* _The exercise_: Pictures do not belong in your copy. Repeat all the other data exactly.

* _Dataset extract_:
****************

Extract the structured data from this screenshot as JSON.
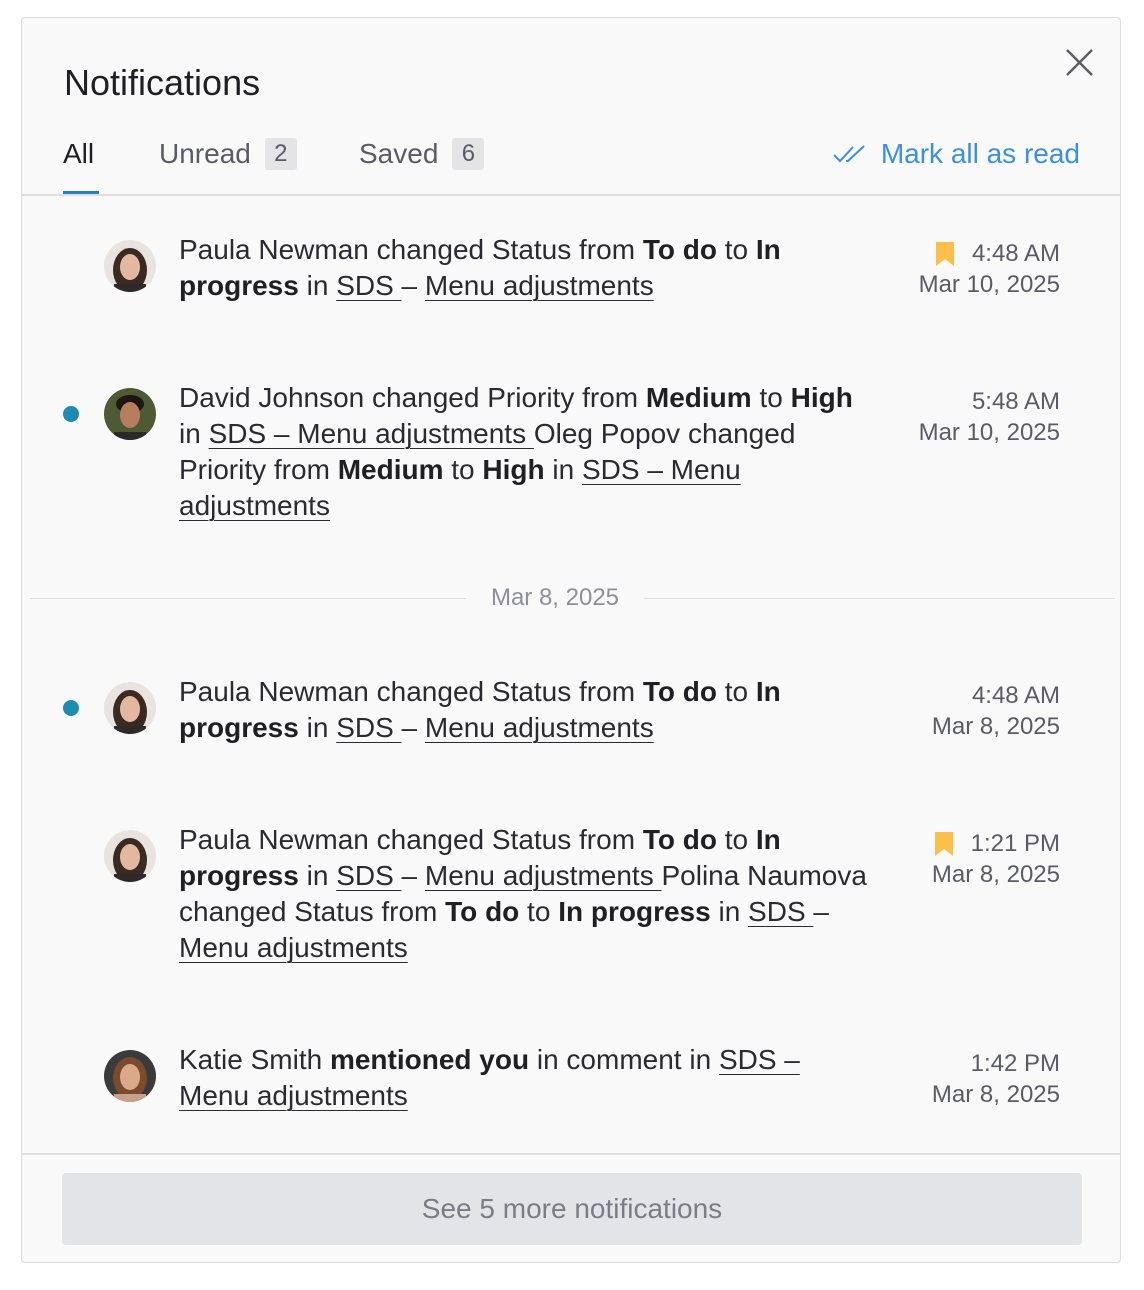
{
  "header": {
    "title": "Notifications"
  },
  "tabs": [
    {
      "label": "All",
      "count": ""
    },
    {
      "label": "Unread",
      "count": "2"
    },
    {
      "label": "Saved",
      "count": "6"
    }
  ],
  "mark_all_label": "Mark all as read",
  "colors": {
    "accent": "#3990e6",
    "unread_dot": "#1d8cb3",
    "bookmark": "#fbbf4a"
  },
  "notifications": [
    {
      "unread": false,
      "saved": true,
      "time": "4:48 AM",
      "date": "Mar 10, 2025",
      "t1": "Paula Newman changed Status from ",
      "b1": "To do",
      "t2": " to ",
      "b2": "In progress",
      "t3": " in ",
      "l1": "SDS ",
      "t4": "– ",
      "l2": "Menu adjustments"
    },
    {
      "unread": true,
      "saved": false,
      "time": "5:48 AM",
      "date": "Mar 10, 2025",
      "t1": "David Johnson changed Priority from ",
      "b1": "Medium",
      "t2": " to ",
      "b2": "High",
      "t3": " in ",
      "l1": "SDS – Menu adjustments ",
      "t4": "Oleg Popov changed Priority from ",
      "b3": "Medium",
      "t5": " to ",
      "b4": "High",
      "t6": " in ",
      "l2": "SDS – Menu adjustments"
    },
    {
      "unread": true,
      "saved": false,
      "time": "4:48 AM",
      "date": "Mar 8, 2025",
      "t1": "Paula Newman changed Status from ",
      "b1": "To do",
      "t2": " to ",
      "b2": "In progress",
      "t3": " in ",
      "l1": "SDS ",
      "t4": "– ",
      "l2": "Menu adjustments"
    },
    {
      "unread": false,
      "saved": true,
      "time": "1:21 PM",
      "date": "Mar 8, 2025",
      "t1": "Paula Newman changed Status from ",
      "b1": "To do",
      "t2": " to ",
      "b2": "In progress",
      "t3": " in ",
      "l1": "SDS ",
      "t4": "– ",
      "l2": "Menu adjustments ",
      "t5": "Polina Naumova changed Status from ",
      "b3": "To do",
      "t6": " to ",
      "b4": "In progress",
      "t7": " in ",
      "l3": "SDS ",
      "t8": "– ",
      "l4": "Menu adjustments"
    },
    {
      "unread": false,
      "saved": false,
      "time": "1:42 PM",
      "date": "Mar 8, 2025",
      "t1": "Katie Smith ",
      "b1": "mentioned you",
      "t2": " in comment in ",
      "l1": "SDS – Menu adjustments"
    }
  ],
  "date_separator": "Mar 8, 2025",
  "footer": {
    "more_label": "See 5 more notifications"
  }
}
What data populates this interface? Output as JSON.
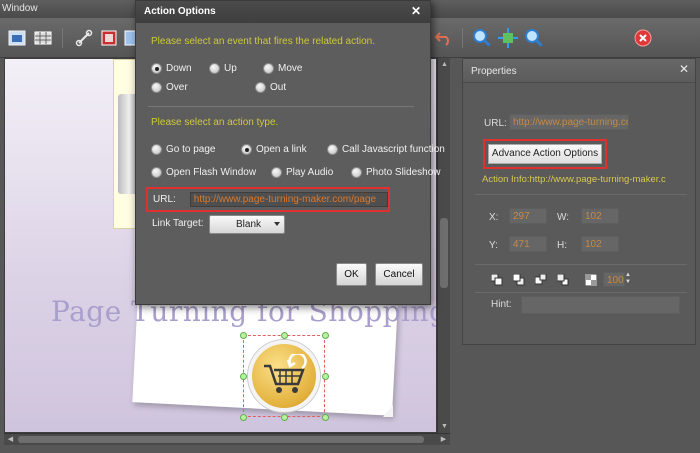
{
  "window": {
    "title": "Window"
  },
  "canvas": {
    "heading": "Page Turning for Shopping"
  },
  "properties": {
    "title": "Properties",
    "url_label": "URL:",
    "url_value": "http://www.page-turning.com",
    "advance_button": "Advance Action Options",
    "action_info": "Action Info:http://www.page-turning-maker.c",
    "x_label": "X:",
    "x_value": "297",
    "w_label": "W:",
    "w_value": "102",
    "y_label": "Y:",
    "y_value": "471",
    "h_label": "H:",
    "h_value": "102",
    "opacity_value": "100",
    "hint_label": "Hint:",
    "hint_value": ""
  },
  "dialog": {
    "title": "Action Options",
    "event_prompt": "Please select an event that fires the related action.",
    "events": [
      {
        "label": "Down",
        "selected": true
      },
      {
        "label": "Up",
        "selected": false
      },
      {
        "label": "Move",
        "selected": false
      },
      {
        "label": "Over",
        "selected": false
      },
      {
        "label": "Out",
        "selected": false
      }
    ],
    "action_prompt": "Please select an action type.",
    "actions": [
      {
        "label": "Go to page",
        "selected": false
      },
      {
        "label": "Open a link",
        "selected": true
      },
      {
        "label": "Call Javascript function",
        "selected": false
      },
      {
        "label": "Open Flash Window",
        "selected": false
      },
      {
        "label": "Play Audio",
        "selected": false
      },
      {
        "label": "Photo Slideshow",
        "selected": false
      }
    ],
    "url_label": "URL:",
    "url_value": "http://www.page-turning-maker.com/page",
    "link_target_label": "Link Target:",
    "link_target_value": "Blank",
    "ok_label": "OK",
    "cancel_label": "Cancel"
  },
  "colors": {
    "highlight_border": "#e03030",
    "prompt_text": "#cfc93b",
    "url_text": "#d87a30"
  }
}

****************

* _Response to the task_:
Extract the structured data from this screenshot as JSON.
{
  "header": {
    "title": "Notifications"
  },
  "tabs": [
    {
      "label": "All",
      "count": ""
    },
    {
      "label": "Unread",
      "count": "2"
    },
    {
      "label": "Saved",
      "count": "6"
    }
  ],
  "mark_all_label": "Mark all as read",
  "colors": {
    "accent": "#3990e6",
    "unread_dot": "#1d8cb3",
    "bookmark": "#fbbf4a"
  },
  "notifications": [
    {
      "unread": false,
      "saved": true,
      "time": "4:48 AM",
      "date": "Mar 10, 2025",
      "t1": "Paula Newman changed Status from ",
      "b1": "To do",
      "t2": " to ",
      "b2": "In progress",
      "t3": " in ",
      "l1": "SDS ",
      "t4": "– ",
      "l2": "Menu adjustments"
    },
    {
      "unread": true,
      "saved": false,
      "time": "5:48 AM",
      "date": "Mar 10, 2025",
      "t1": "David Johnson changed Priority from ",
      "b1": "Medium",
      "t2": " to ",
      "b2": "High",
      "t3": " in ",
      "l1": "SDS – Menu adjustments ",
      "t4": "Oleg Popov changed Priority from ",
      "b3": "Medium",
      "t5": " to ",
      "b4": "High",
      "t6": " in ",
      "l2": "SDS – Menu adjustments"
    },
    {
      "unread": true,
      "saved": false,
      "time": "4:48 AM",
      "date": "Mar 8, 2025",
      "t1": "Paula Newman changed Status from ",
      "b1": "To do",
      "t2": " to ",
      "b2": "In progress",
      "t3": " in ",
      "l1": "SDS ",
      "t4": "– ",
      "l2": "Menu adjustments"
    },
    {
      "unread": false,
      "saved": true,
      "time": "1:21 PM",
      "date": "Mar 8, 2025",
      "t1": "Paula Newman changed Status from ",
      "b1": "To do",
      "t2": " to ",
      "b2": "In progress",
      "t3": " in ",
      "l1": "SDS ",
      "t4": "– ",
      "l2": "Menu adjustments ",
      "t5": "Polina Naumova changed Status from ",
      "b3": "To do",
      "t6": " to ",
      "b4": "In progress",
      "t7": " in ",
      "l3": "SDS ",
      "t8": "– ",
      "l4": "Menu adjustments"
    },
    {
      "unread": false,
      "saved": false,
      "time": "1:42 PM",
      "date": "Mar 8, 2025",
      "t1": "Katie Smith ",
      "b1": "mentioned you",
      "t2": " in comment in ",
      "l1": "SDS – Menu adjustments"
    }
  ],
  "date_separator": "Mar 8, 2025",
  "footer": {
    "more_label": "See 5 more notifications"
  }
}
What data populates this interface? Output as JSON.
{
  "window": {
    "title": "Window"
  },
  "canvas": {
    "heading": "Page Turning for Shopping"
  },
  "properties": {
    "title": "Properties",
    "url_label": "URL:",
    "url_value": "http://www.page-turning.com",
    "advance_button": "Advance Action Options",
    "action_info": "Action Info:http://www.page-turning-maker.c",
    "x_label": "X:",
    "x_value": "297",
    "w_label": "W:",
    "w_value": "102",
    "y_label": "Y:",
    "y_value": "471",
    "h_label": "H:",
    "h_value": "102",
    "opacity_value": "100",
    "hint_label": "Hint:",
    "hint_value": ""
  },
  "dialog": {
    "title": "Action Options",
    "event_prompt": "Please select an event that fires the related action.",
    "events": [
      {
        "label": "Down",
        "selected": true
      },
      {
        "label": "Up",
        "selected": false
      },
      {
        "label": "Move",
        "selected": false
      },
      {
        "label": "Over",
        "selected": false
      },
      {
        "label": "Out",
        "selected": false
      }
    ],
    "action_prompt": "Please select an action type.",
    "actions": [
      {
        "label": "Go to page",
        "selected": false
      },
      {
        "label": "Open a link",
        "selected": true
      },
      {
        "label": "Call Javascript function",
        "selected": false
      },
      {
        "label": "Open Flash Window",
        "selected": false
      },
      {
        "label": "Play Audio",
        "selected": false
      },
      {
        "label": "Photo Slideshow",
        "selected": false
      }
    ],
    "url_label": "URL:",
    "url_value": "http://www.page-turning-maker.com/page",
    "link_target_label": "Link Target:",
    "link_target_value": "Blank",
    "ok_label": "OK",
    "cancel_label": "Cancel"
  },
  "colors": {
    "highlight_border": "#e03030",
    "prompt_text": "#cfc93b",
    "url_text": "#d87a30"
  }
}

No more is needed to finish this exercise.